--- DATASET EXTRACT ---

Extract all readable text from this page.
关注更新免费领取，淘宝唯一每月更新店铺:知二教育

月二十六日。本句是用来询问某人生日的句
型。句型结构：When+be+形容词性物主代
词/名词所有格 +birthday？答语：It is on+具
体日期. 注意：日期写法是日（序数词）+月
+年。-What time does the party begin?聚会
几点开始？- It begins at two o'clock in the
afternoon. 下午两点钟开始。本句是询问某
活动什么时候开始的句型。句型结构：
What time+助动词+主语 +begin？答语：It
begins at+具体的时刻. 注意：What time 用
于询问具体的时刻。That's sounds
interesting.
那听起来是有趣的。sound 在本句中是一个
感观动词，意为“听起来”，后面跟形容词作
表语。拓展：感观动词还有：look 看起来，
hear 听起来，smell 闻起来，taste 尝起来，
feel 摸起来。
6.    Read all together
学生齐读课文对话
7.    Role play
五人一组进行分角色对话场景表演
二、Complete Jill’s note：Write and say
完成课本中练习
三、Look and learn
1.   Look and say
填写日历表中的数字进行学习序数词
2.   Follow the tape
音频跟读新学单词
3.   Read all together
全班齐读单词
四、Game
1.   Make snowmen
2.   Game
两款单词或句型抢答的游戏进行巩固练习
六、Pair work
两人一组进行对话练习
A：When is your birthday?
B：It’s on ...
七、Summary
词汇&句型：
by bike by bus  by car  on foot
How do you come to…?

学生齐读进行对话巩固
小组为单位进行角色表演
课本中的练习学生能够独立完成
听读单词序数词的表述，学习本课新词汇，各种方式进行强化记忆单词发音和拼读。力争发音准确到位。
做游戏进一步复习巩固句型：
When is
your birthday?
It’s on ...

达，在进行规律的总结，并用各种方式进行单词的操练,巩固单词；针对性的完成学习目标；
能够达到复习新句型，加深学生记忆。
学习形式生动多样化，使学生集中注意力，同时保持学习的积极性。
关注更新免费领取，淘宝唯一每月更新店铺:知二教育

--- PROMPT ---
From the listing above, extract every line exactly as it stands.

--- ANSWER TO THE TASK ---
Extract all readable text from this page.
关注更新免费领取，淘宝唯一每月更新店铺:知二教育

月二十六日。本句是用来询问某人生日的句
型。句型结构：When+be+形容词性物主代
词/名词所有格 +birthday？答语：It is on+具
体日期. 注意：日期写法是日（序数词）+月
+年。-What time does the party begin?聚会
几点开始？- It begins at two o'clock in the
afternoon. 下午两点钟开始。本句是询问某
活动什么时候开始的句型。句型结构：
What time+助动词+主语 +begin？答语：It
begins at+具体的时刻. 注意：What time 用
于询问具体的时刻。That's sounds
interesting.
那听起来是有趣的。sound 在本句中是一个
感观动词，意为“听起来”，后面跟形容词作
表语。拓展：感观动词还有：look 看起来，
hear 听起来，smell 闻起来，taste 尝起来，
feel 摸起来。
6.    Read all together
学生齐读课文对话
7.    Role play
五人一组进行分角色对话场景表演
二、Complete Jill’s note：Write and say
完成课本中练习
三、Look and learn
1.   Look and say
填写日历表中的数字进行学习序数词
2.   Follow the tape
音频跟读新学单词
3.   Read all together
全班齐读单词
四、Game
1.   Make snowmen
2.   Game
两款单词或句型抢答的游戏进行巩固练习
六、Pair work
两人一组进行对话练习
A：When is your birthday?
B：It’s on ...
七、Summary
词汇&句型：
by bike by bus  by car  on foot
How do you come to…?

学生齐读进行对话巩固
小组为单位进行角色表演
课本中的练习学生能够独立完成
听读单词序数词的表述，学习本课新词汇，各种方式进行强化记忆单词发音和拼读。力争发音准确到位。
做游戏进一步复习巩固句型：
When is
your birthday?
It’s on ...

达，在进行规律的总结，并用各种方式进行单词的操练,巩固单词；针对性的完成学习目标；
能够达到复习新句型，加深学生记忆。
学习形式生动多样化，使学生集中注意力，同时保持学习的积极性。
关注更新免费领取，淘宝唯一每月更新店铺:知二教育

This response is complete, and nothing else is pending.